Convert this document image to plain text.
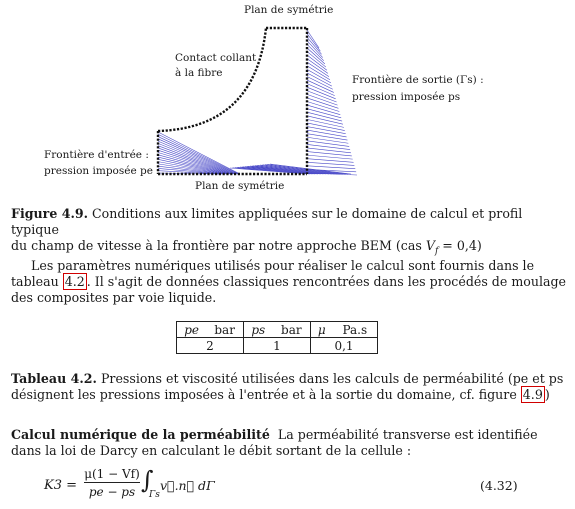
Plan de symétrie
Contact collant
à la fibre
Frontière de sortie (Γs) :
pression imposée ps
Frontière d'entrée :
pression imposée pe
Plan de symétrie
Figure 4.9. Conditions aux limites appliquées sur le domaine de calcul et profil typique
du champ de vitesse à la frontière par notre approche BEM (cas $V_f = 0,4$)
Les paramètres numériques utilisés pour réaliser le calcul sont fournis dans le
tableau 4.2 . Il s'agit de données classiques rencontrées dans les procédés de moulage
des composites par voie liquide.
pe	bar	ps	bar	μ	Pa.s
2		1		0,1	
Tableau 4.2. Pressions et viscosité utilisées dans les calculs de perméabilité (pe et ps
désignent les pressions imposées à l'entrée et à la sortie du domaine, cf. figure 4.9 )
Calcul numérique de la perméabilité La perméabilité transverse est identifiée
dans la loi de Darcy en calculant le débit sortant de la cellule :
K3 =
μ(1 − Vf)
pe − ps ∫
Γs
v⃗.n⃗ dΓ	(4.32)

• DESCRIPTION OF THE TASK: Report back each line of the entries that holds the string "entrée".

• RESULT FOR THIS EXERCISE:
Frontière d'entrée :
désignent les pressions imposées à l'entrée et à la sortie du domaine, cf. figure 4.9 )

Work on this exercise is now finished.